The exercise: Locate and copy all lines bearing the word "Array".

Records for processing:
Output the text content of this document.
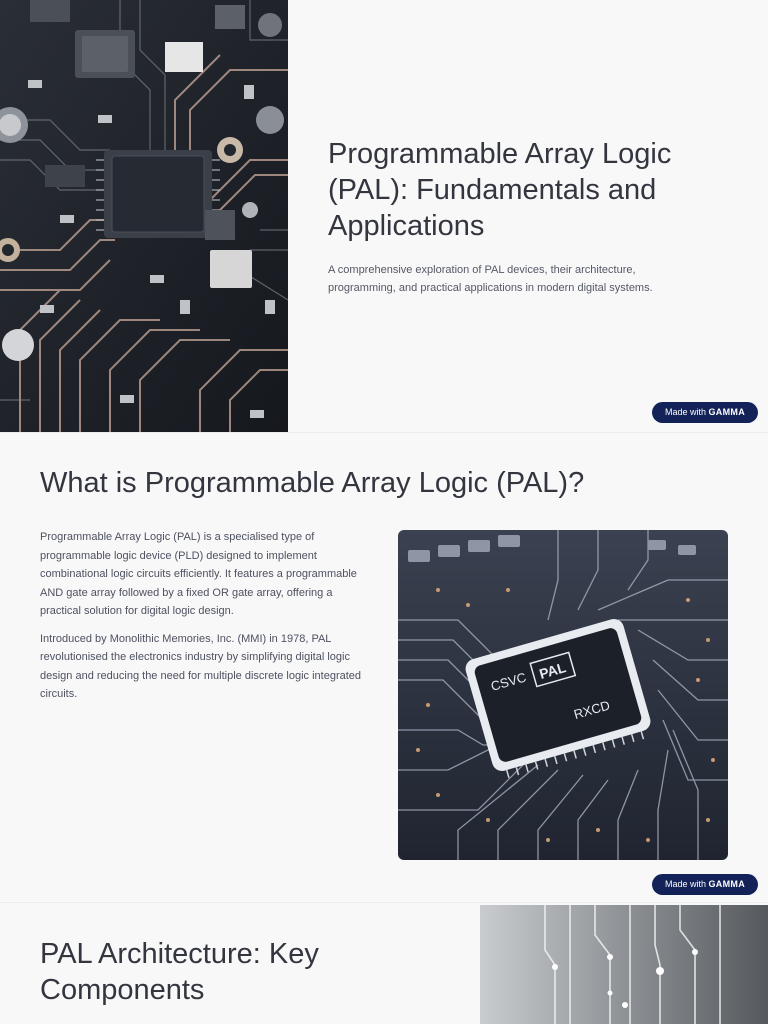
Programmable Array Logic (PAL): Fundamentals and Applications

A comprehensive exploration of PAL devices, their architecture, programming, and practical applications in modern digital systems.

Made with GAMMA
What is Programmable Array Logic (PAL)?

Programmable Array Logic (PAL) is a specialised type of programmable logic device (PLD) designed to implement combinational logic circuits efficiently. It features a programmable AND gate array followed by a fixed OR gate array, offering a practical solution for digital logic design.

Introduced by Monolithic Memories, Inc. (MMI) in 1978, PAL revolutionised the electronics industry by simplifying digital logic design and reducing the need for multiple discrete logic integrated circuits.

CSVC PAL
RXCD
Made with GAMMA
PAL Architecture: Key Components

Result for this exercise:
Programmable Array Logic (PAL): Fundamentals and Applications
What is Programmable Array Logic (PAL)?
Programmable Array Logic (PAL) is a specialised type of programmable logic device (PLD) designed to implement combinational logic circuits efficiently. It features a programmable AND gate array followed by a fixed OR gate array, offering a practical solution for digital logic design.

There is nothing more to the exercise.